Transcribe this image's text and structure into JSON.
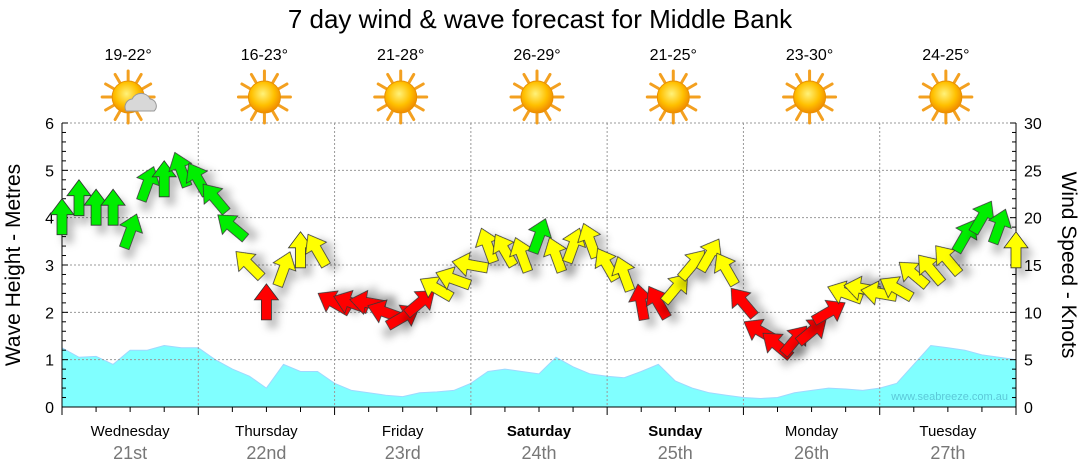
{
  "chart_data": {
    "type": "line",
    "title": "7 day wind & wave forecast for Middle Bank",
    "ylabel": "Wave Height - Metres",
    "y2label": "Wind Speed - Knots",
    "ylim": [
      0,
      6
    ],
    "y2lim": [
      0,
      30
    ],
    "yticks": [
      "0",
      "1",
      "2",
      "3",
      "4",
      "5",
      "6"
    ],
    "y2ticks": [
      "0",
      "5",
      "10",
      "15",
      "20",
      "25",
      "30"
    ],
    "watermark": "www.seabreeze.com.au",
    "days": [
      {
        "name": "Wednesday",
        "date": "21st",
        "bold": false,
        "temp": "19-22°",
        "icon": "partly-cloudy"
      },
      {
        "name": "Thursday",
        "date": "22nd",
        "bold": false,
        "temp": "16-23°",
        "icon": "sunny"
      },
      {
        "name": "Friday",
        "date": "23rd",
        "bold": false,
        "temp": "21-28°",
        "icon": "sunny"
      },
      {
        "name": "Saturday",
        "date": "24th",
        "bold": true,
        "temp": "26-29°",
        "icon": "sunny"
      },
      {
        "name": "Sunday",
        "date": "25th",
        "bold": true,
        "temp": "21-25°",
        "icon": "sunny"
      },
      {
        "name": "Monday",
        "date": "26th",
        "bold": false,
        "temp": "23-30°",
        "icon": "sunny"
      },
      {
        "name": "Tuesday",
        "date": "27th",
        "bold": false,
        "temp": "24-25°",
        "icon": "sunny"
      }
    ],
    "series": [
      {
        "name": "Wave height (m)",
        "color": "#80ffff",
        "values": [
          1.25,
          1.05,
          1.07,
          0.9,
          1.2,
          1.2,
          1.3,
          1.25,
          1.25,
          1.0,
          0.8,
          0.65,
          0.4,
          0.9,
          0.75,
          0.75,
          0.5,
          0.35,
          0.3,
          0.25,
          0.22,
          0.3,
          0.32,
          0.35,
          0.5,
          0.75,
          0.8,
          0.75,
          0.7,
          1.05,
          0.85,
          0.7,
          0.65,
          0.62,
          0.75,
          0.9,
          0.55,
          0.4,
          0.3,
          0.25,
          0.2,
          0.18,
          0.2,
          0.3,
          0.35,
          0.4,
          0.38,
          0.35,
          0.4,
          0.5,
          0.9,
          1.3,
          1.25,
          1.2,
          1.1,
          1.05,
          1.0
        ]
      },
      {
        "name": "Wind speed (knots)",
        "values": [
          20,
          22,
          21,
          21,
          18.5,
          23.5,
          24,
          25,
          24,
          22,
          19,
          15,
          11,
          14.5,
          16.5,
          16.5,
          11,
          11,
          11,
          10,
          9.5,
          11,
          12.5,
          13.5,
          15,
          17,
          16.5,
          16,
          18,
          16,
          17,
          17.5,
          15,
          14,
          11,
          11,
          12.5,
          15,
          16,
          14.5,
          11,
          8,
          6.5,
          7,
          8,
          10,
          12,
          12.5,
          12,
          12.5,
          14,
          14.5,
          15.5,
          18,
          20,
          19,
          16.5
        ],
        "direction_deg": [
          0,
          0,
          0,
          0,
          20,
          20,
          0,
          -20,
          -30,
          -40,
          -50,
          -45,
          0,
          20,
          0,
          -30,
          -60,
          -70,
          -80,
          -70,
          60,
          50,
          -60,
          -70,
          -80,
          -20,
          -30,
          -20,
          20,
          -20,
          20,
          -20,
          -30,
          -20,
          -10,
          -30,
          40,
          40,
          30,
          -30,
          -40,
          -60,
          -50,
          40,
          50,
          60,
          -70,
          -80,
          -80,
          -60,
          -50,
          -40,
          -40,
          30,
          30,
          20,
          0
        ],
        "colors": {
          "high": "#00ee00",
          "mid": "#ffff00",
          "low": "#ff0000"
        }
      }
    ]
  }
}
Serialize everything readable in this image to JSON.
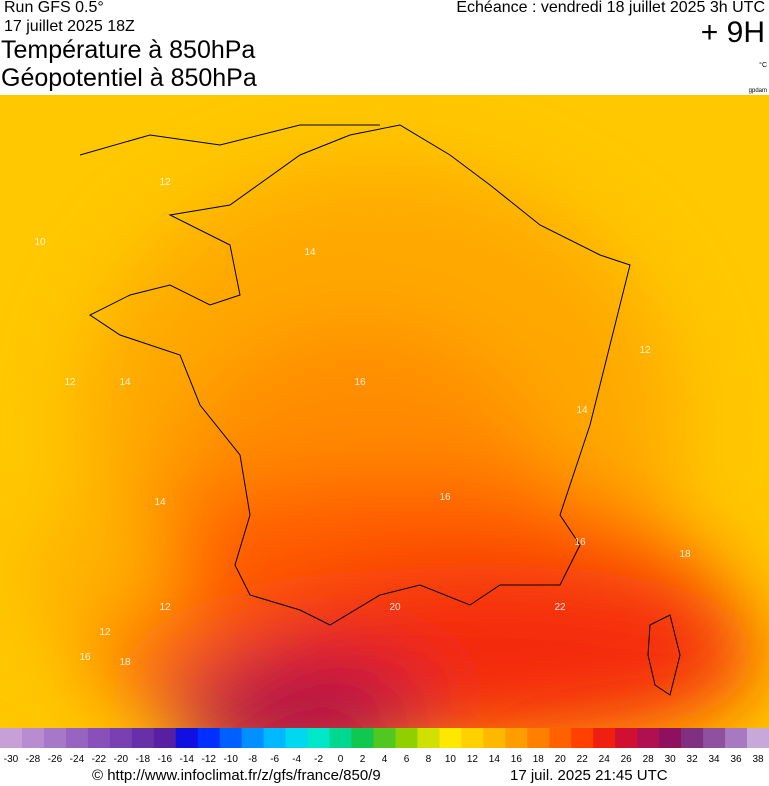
{
  "header": {
    "run": "Run GFS 0.5°",
    "date": "17 juillet 2025 18Z",
    "title1": "Température à 850hPa",
    "title2": "Géopotentiel à 850hPa",
    "echeance": "Echéance : vendredi 18 juillet 2025 3h UTC",
    "lead": "+ 9H",
    "unit": "°C",
    "source_tag": "gpdam"
  },
  "contour_labels": [
    "12",
    "10",
    "12",
    "14",
    "14",
    "14",
    "16",
    "16",
    "18",
    "20",
    "22",
    "16",
    "18",
    "14",
    "12",
    "12",
    "12",
    "16"
  ],
  "colorbar": {
    "ticks": [
      -30,
      -28,
      -26,
      -24,
      -22,
      -20,
      -18,
      -16,
      -14,
      -12,
      -10,
      -8,
      -6,
      -4,
      -2,
      0,
      2,
      4,
      6,
      8,
      10,
      12,
      14,
      16,
      18,
      20,
      22,
      24,
      26,
      28,
      30,
      32,
      34,
      36,
      38
    ],
    "colors": [
      "#c8a0d8",
      "#b88cd0",
      "#a878c8",
      "#9864c0",
      "#8850b8",
      "#7840b0",
      "#6830a8",
      "#5820a0",
      "#1010e0",
      "#0030ff",
      "#0060ff",
      "#0090ff",
      "#00b8ff",
      "#00d8f0",
      "#00e8c8",
      "#00d890",
      "#10c850",
      "#50c820",
      "#90d000",
      "#d0e000",
      "#ffe800",
      "#ffd000",
      "#ffb800",
      "#ff9c00",
      "#ff8000",
      "#ff6000",
      "#ff4000",
      "#f02010",
      "#d01030",
      "#b01050",
      "#901060",
      "#803080",
      "#9050a0",
      "#a878c0",
      "#c8a8d8"
    ]
  },
  "footer": {
    "url": "© http://www.infoclimat.fr/z/gfs/france/850/9",
    "timestamp": "17 juil. 2025 21:45 UTC"
  }
}
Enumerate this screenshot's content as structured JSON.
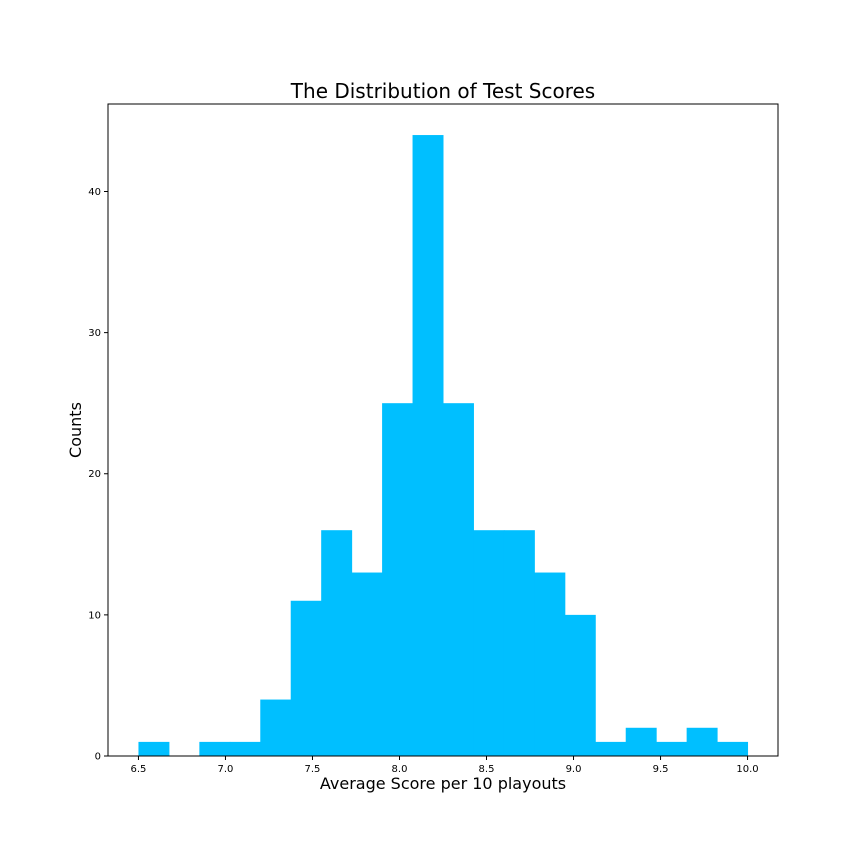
{
  "chart_data": {
    "type": "bar",
    "subtype": "histogram",
    "title": "The Distribution of Test Scores",
    "xlabel": "Average Score per 10 playouts",
    "ylabel": "Counts",
    "bar_color": "#00bfff",
    "bin_start": 6.5,
    "bin_width": 0.175,
    "values": [
      1,
      0,
      1,
      1,
      4,
      11,
      16,
      13,
      25,
      44,
      25,
      16,
      16,
      13,
      10,
      1,
      2,
      1,
      2,
      1
    ],
    "xlim": [
      6.325,
      10.175
    ],
    "ylim": [
      0,
      46.2
    ],
    "xticks": [
      6.5,
      7.0,
      7.5,
      8.0,
      8.5,
      9.0,
      9.5,
      10.0
    ],
    "xtick_labels": [
      "6.5",
      "7.0",
      "7.5",
      "8.0",
      "8.5",
      "9.0",
      "9.5",
      "10.0"
    ],
    "yticks": [
      0,
      10,
      20,
      30,
      40
    ],
    "ytick_labels": [
      "0",
      "10",
      "20",
      "30",
      "40"
    ],
    "grid": false,
    "legend": "none"
  }
}
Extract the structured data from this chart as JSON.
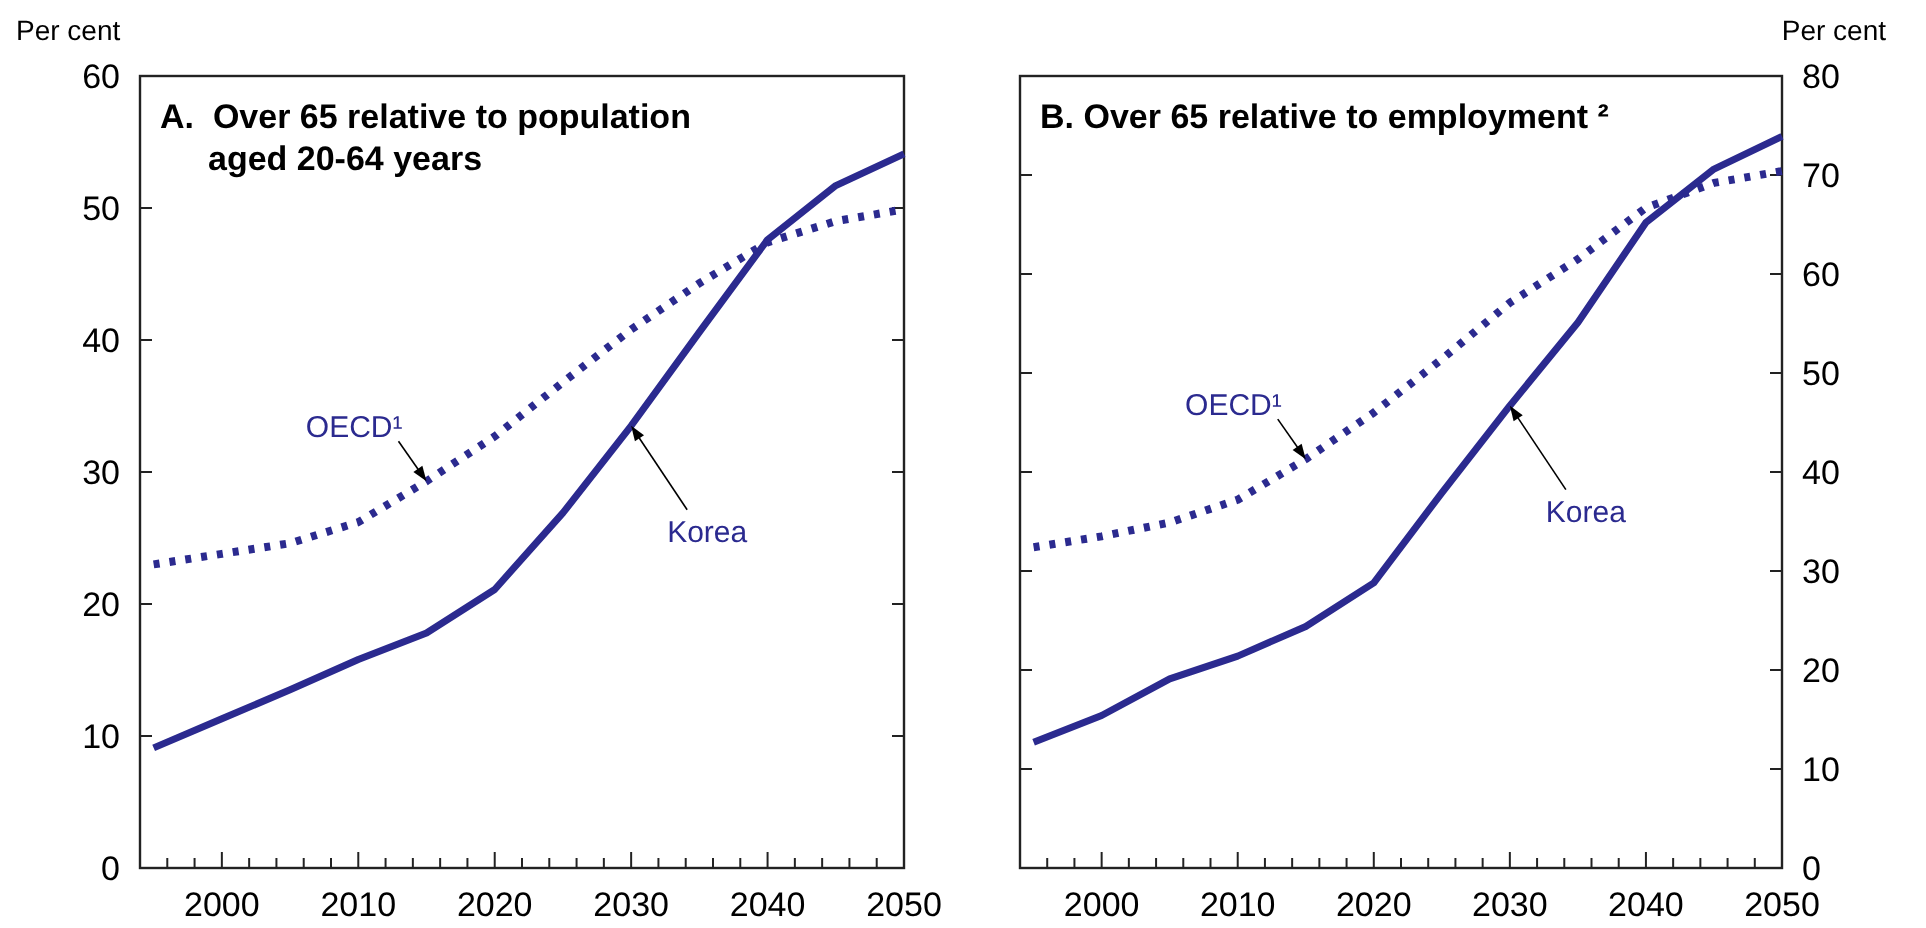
{
  "chart_data": [
    {
      "type": "line",
      "title": "A.  Over 65 relative to population aged 20-64 years",
      "ylabel": "Per cent",
      "x": [
        1995,
        2000,
        2005,
        2010,
        2015,
        2020,
        2025,
        2030,
        2035,
        2040,
        2045,
        2050
      ],
      "series": [
        {
          "name": "Korea",
          "color": "#2b2a8f",
          "line_style": "solid",
          "values": [
            9.1,
            11.3,
            13.5,
            15.8,
            17.8,
            21.1,
            26.9,
            33.5,
            40.6,
            47.6,
            51.7,
            54.1
          ]
        },
        {
          "name": "OECD¹",
          "color": "#2b2a8f",
          "line_style": "dotted",
          "values": [
            23.0,
            23.8,
            24.6,
            26.2,
            29.3,
            32.7,
            36.8,
            40.8,
            44.3,
            47.4,
            49.0,
            49.9
          ]
        }
      ],
      "xlim": [
        1994,
        2050
      ],
      "xticks": [
        {
          "value": 1996,
          "label": null
        },
        {
          "value": 1998,
          "label": null
        },
        2000,
        {
          "value": 2002,
          "label": null
        },
        {
          "value": 2004,
          "label": null
        },
        {
          "value": 2006,
          "label": null
        },
        {
          "value": 2008,
          "label": null
        },
        2010,
        {
          "value": 2012,
          "label": null
        },
        {
          "value": 2014,
          "label": null
        },
        {
          "value": 2016,
          "label": null
        },
        {
          "value": 2018,
          "label": null
        },
        2020,
        {
          "value": 2022,
          "label": null
        },
        {
          "value": 2024,
          "label": null
        },
        {
          "value": 2026,
          "label": null
        },
        {
          "value": 2028,
          "label": null
        },
        2030,
        {
          "value": 2032,
          "label": null
        },
        {
          "value": 2034,
          "label": null
        },
        {
          "value": 2036,
          "label": null
        },
        {
          "value": 2038,
          "label": null
        },
        2040,
        {
          "value": 2042,
          "label": null
        },
        {
          "value": 2044,
          "label": null
        },
        {
          "value": 2046,
          "label": null
        },
        {
          "value": 2048,
          "label": null
        },
        2050
      ],
      "ylim": [
        0,
        60
      ],
      "yticks": [
        0,
        10,
        20,
        30,
        40,
        50,
        60
      ],
      "grid": false
    },
    {
      "type": "line",
      "title": "B. Over 65 relative to employment ²",
      "y2label": "Per cent",
      "x": [
        1995,
        2000,
        2005,
        2010,
        2015,
        2020,
        2025,
        2030,
        2035,
        2040,
        2045,
        2050
      ],
      "series": [
        {
          "name": "Korea",
          "color": "#2b2a8f",
          "line_style": "solid",
          "axis": "y2",
          "values": [
            12.7,
            15.4,
            19.1,
            21.4,
            24.4,
            28.8,
            37.9,
            46.7,
            55.1,
            65.2,
            70.6,
            73.9
          ]
        },
        {
          "name": "OECD¹",
          "color": "#2b2a8f",
          "line_style": "dotted",
          "axis": "y2",
          "values": [
            32.4,
            33.5,
            34.9,
            37.2,
            41.3,
            46.0,
            51.4,
            57.1,
            61.5,
            66.7,
            69.2,
            70.4
          ]
        }
      ],
      "xlim": [
        1994,
        2050
      ],
      "xticks": [
        {
          "value": 1996,
          "label": null
        },
        {
          "value": 1998,
          "label": null
        },
        2000,
        {
          "value": 2002,
          "label": null
        },
        {
          "value": 2004,
          "label": null
        },
        {
          "value": 2006,
          "label": null
        },
        {
          "value": 2008,
          "label": null
        },
        2010,
        {
          "value": 2012,
          "label": null
        },
        {
          "value": 2014,
          "label": null
        },
        {
          "value": 2016,
          "label": null
        },
        {
          "value": 2018,
          "label": null
        },
        2020,
        {
          "value": 2022,
          "label": null
        },
        {
          "value": 2024,
          "label": null
        },
        {
          "value": 2026,
          "label": null
        },
        {
          "value": 2028,
          "label": null
        },
        2030,
        {
          "value": 2032,
          "label": null
        },
        {
          "value": 2034,
          "label": null
        },
        {
          "value": 2036,
          "label": null
        },
        {
          "value": 2038,
          "label": null
        },
        2040,
        {
          "value": 2042,
          "label": null
        },
        {
          "value": 2044,
          "label": null
        },
        {
          "value": 2046,
          "label": null
        },
        {
          "value": 2048,
          "label": null
        },
        2050
      ],
      "y2lim": [
        0,
        80
      ],
      "y2ticks": [
        0,
        10,
        20,
        30,
        40,
        50,
        60,
        70,
        80
      ],
      "grid": false
    }
  ]
}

# # # #

Read through the entries and copy each line in which "structured" appears.

**Correct response**
Enumerate this screenshot's content as structured JSON.
Extract the structured data from this chart as JSON.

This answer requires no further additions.